▸ **Raw records**:

+ + +

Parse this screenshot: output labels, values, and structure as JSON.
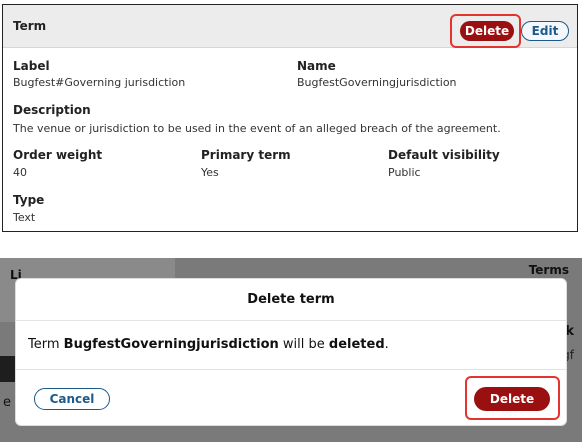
{
  "term_panel": {
    "title": "Term",
    "delete_label": "Delete",
    "edit_label": "Edit",
    "fields": {
      "label_title": "Label",
      "label_value": "Bugfest#Governing jurisdiction",
      "name_title": "Name",
      "name_value": "BugfestGoverningjurisdiction",
      "description_title": "Description",
      "description_value": "The venue or jurisdiction to be used in the event of an alleged breach of the agreement.",
      "order_weight_title": "Order weight",
      "order_weight_value": "40",
      "primary_term_title": "Primary term",
      "primary_term_value": "Yes",
      "default_visibility_title": "Default visibility",
      "default_visibility_value": "Public",
      "type_title": "Type",
      "type_value": "Text"
    }
  },
  "background": {
    "left_partial_text": "Li",
    "right_partial_text_top": "Terms",
    "right_partial_letter": "k",
    "right_partial_letter2": "gf",
    "left_partial_letter": "e"
  },
  "modal": {
    "title": "Delete term",
    "body_prefix": "Term ",
    "term_name": "BugfestGoverningjurisdiction",
    "body_middle": " will be ",
    "body_action": "deleted",
    "body_suffix": ".",
    "cancel_label": "Cancel",
    "delete_label": "Delete"
  },
  "colors": {
    "danger": "#9a0f0f",
    "primary": "#1c5a8a",
    "highlight": "#e3342f"
  }
}
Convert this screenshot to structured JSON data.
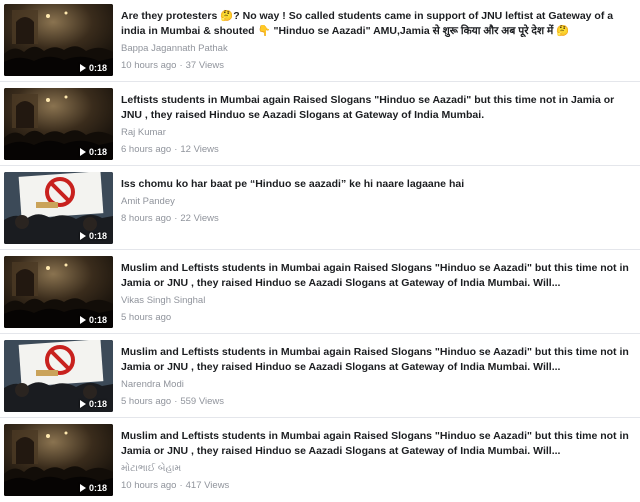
{
  "videos": [
    {
      "thumb": "gateway-night",
      "duration": "0:18",
      "title": "Are they protesters 🤔? No way ! So called students came in support of JNU leftist at Gateway of a india in Mumbai & shouted 👇 \"Hinduo se Aazadi\" AMU,Jamia से शुरू किया और अब पूरे देश में 🤔",
      "author": "Bappa Jagannath Pathak",
      "time": "10 hours ago",
      "views": "37 Views"
    },
    {
      "thumb": "gateway-night",
      "duration": "0:18",
      "title": "Leftists students in Mumbai again Raised Slogans \"Hinduo se Aazadi\" but this time not in Jamia or JNU , they raised Hinduo se Aazadi Slogans at Gateway of India Mumbai.",
      "author": "Raj Kumar",
      "time": "6 hours ago",
      "views": "12 Views"
    },
    {
      "thumb": "protest-placard",
      "duration": "0:18",
      "title": "Iss chomu ko har baat pe “Hinduo se aazadi” ke hi naare lagaane hai",
      "author": "Amit Pandey",
      "time": "8 hours ago",
      "views": "22 Views"
    },
    {
      "thumb": "gateway-night",
      "duration": "0:18",
      "title": "Muslim and Leftists students in Mumbai again Raised Slogans \"Hinduo se Aazadi\" but this time not in Jamia or JNU , they raised Hinduo se Aazadi Slogans at Gateway of India Mumbai. Will...",
      "author": "Vikas Singh Singhal",
      "time": "5 hours ago",
      "views": ""
    },
    {
      "thumb": "protest-placard",
      "duration": "0:18",
      "title": "Muslim and Leftists students in Mumbai again Raised Slogans \"Hinduo se Aazadi\" but this time not in Jamia or JNU , they raised Hinduo se Aazadi Slogans at Gateway of India Mumbai. Will...",
      "author": "Narendra Modi",
      "time": "5 hours ago",
      "views": "559 Views"
    },
    {
      "thumb": "gateway-night",
      "duration": "0:18",
      "title": "Muslim and Leftists students in Mumbai again Raised Slogans \"Hinduo se Aazadi\" but this time not in Jamia or JNU , they raised Hinduo se Aazadi Slogans at Gateway of India Mumbai. Will...",
      "author": "મોટાભાઈ બેહામ",
      "time": "10 hours ago",
      "views": "417 Views"
    }
  ],
  "colors": {
    "title": "#1c1e21",
    "meta": "#90949c"
  }
}
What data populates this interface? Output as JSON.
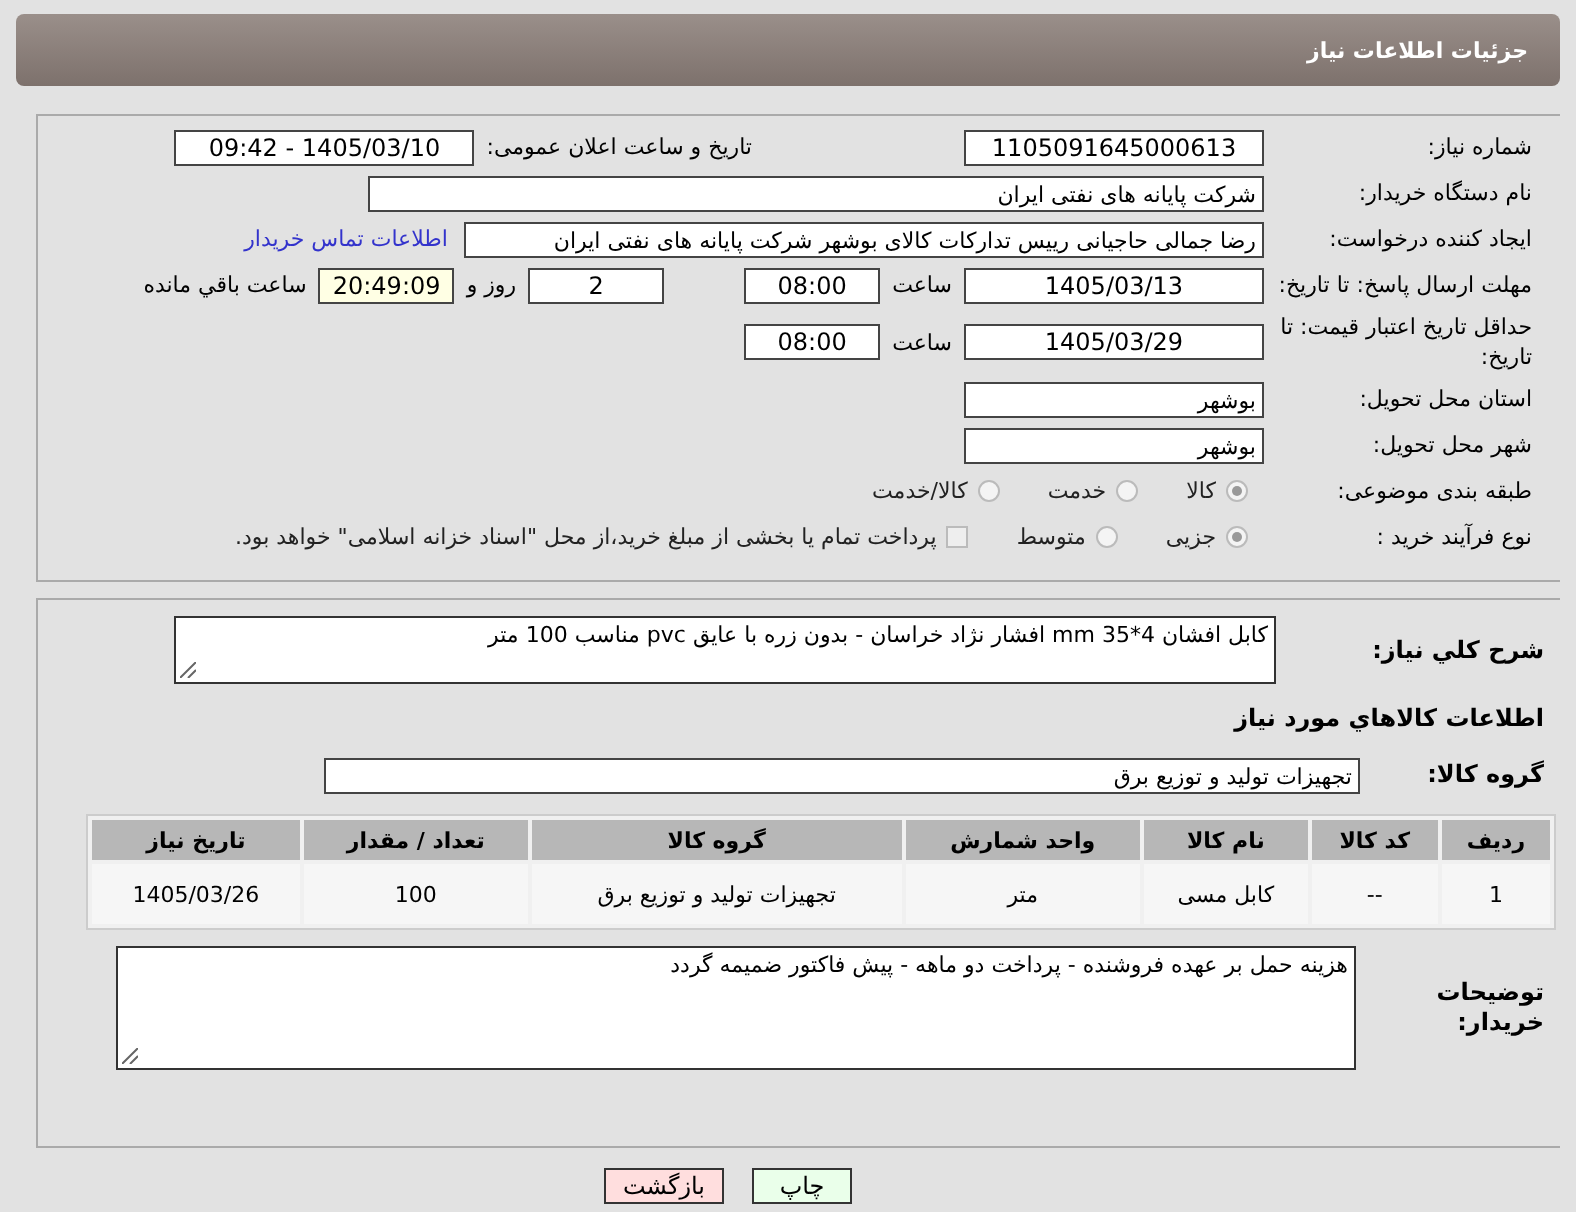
{
  "header": {
    "title": "جزئیات اطلاعات نیاز"
  },
  "fields": {
    "need_number": {
      "label": "شماره نیاز:",
      "value": "1105091645000613"
    },
    "announce": {
      "label": "تاریخ و ساعت اعلان عمومی:",
      "value": "1405/03/10 - 09:42"
    },
    "buyer_org": {
      "label": "نام دستگاه خریدار:",
      "value": "شرکت پایانه های نفتی ایران"
    },
    "creator": {
      "label": "ایجاد کننده درخواست:",
      "value": "رضا جمالی حاجیانی رییس تدارکات کالای بوشهر شرکت پایانه های نفتی ایران",
      "link": "اطلاعات تماس خریدار"
    },
    "deadline": {
      "label": "مهلت ارسال پاسخ: تا تاریخ:",
      "date": "1405/03/13",
      "time_label": "ساعت",
      "time": "08:00",
      "days": "2",
      "days_label": "روز و",
      "remaining": "20:49:09",
      "remaining_label": "ساعت باقي مانده"
    },
    "validity": {
      "label": "حداقل تاریخ اعتبار قیمت: تا تاریخ:",
      "date": "1405/03/29",
      "time_label": "ساعت",
      "time": "08:00"
    },
    "province": {
      "label": "استان محل تحویل:",
      "value": "بوشهر"
    },
    "city": {
      "label": "شهر محل تحویل:",
      "value": "بوشهر"
    },
    "category": {
      "label": "طبقه بندی موضوعی:",
      "options": [
        {
          "label": "کالا",
          "selected": true
        },
        {
          "label": "خدمت",
          "selected": false
        },
        {
          "label": "کالا/خدمت",
          "selected": false
        }
      ]
    },
    "process": {
      "label": "نوع فرآیند خرید :",
      "options": [
        {
          "label": "جزیی",
          "selected": true
        },
        {
          "label": "متوسط",
          "selected": false
        }
      ],
      "payment": {
        "label": "پرداخت تمام یا بخشی از مبلغ خرید،از محل \"اسناد خزانه اسلامی\" خواهد بود.",
        "checked": false
      }
    }
  },
  "description": {
    "label": "شرح کلي نياز:",
    "value": "کابل افشان  4*35 mm افشار نژاد خراسان - بدون زره با عایق pvc مناسب 100 متر"
  },
  "goods_heading": "اطلاعات کالاهاي مورد نياز",
  "goods_group": {
    "label": "گروه کالا:",
    "value": "تجهیزات تولید و توزیع برق"
  },
  "table": {
    "columns": [
      "ردیف",
      "کد کالا",
      "نام کالا",
      "واحد شمارش",
      "گروه کالا",
      "تعداد / مقدار",
      "تاریخ نیاز"
    ],
    "rows": [
      [
        "1",
        "--",
        "کابل مسی",
        "متر",
        "تجهیزات تولید و توزیع برق",
        "100",
        "1405/03/26"
      ]
    ]
  },
  "buyer_notes": {
    "label": "توضیحات خریدار:",
    "value": "هزینه حمل بر عهده فروشنده - پرداخت دو ماهه - پیش فاکتور ضمیمه گردد"
  },
  "buttons": [
    {
      "label": "چاپ",
      "kind": "print"
    },
    {
      "label": "بازگشت",
      "kind": "back"
    }
  ]
}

+ + +

▸ **Stated goal**: Gather each line of the listing that holds the string "نیاز".

▸ **Output of the task**:
    "title": "جزئیات اطلاعات نیاز"
      "label": "شماره نیاز:",
      "تاریخ نیاز"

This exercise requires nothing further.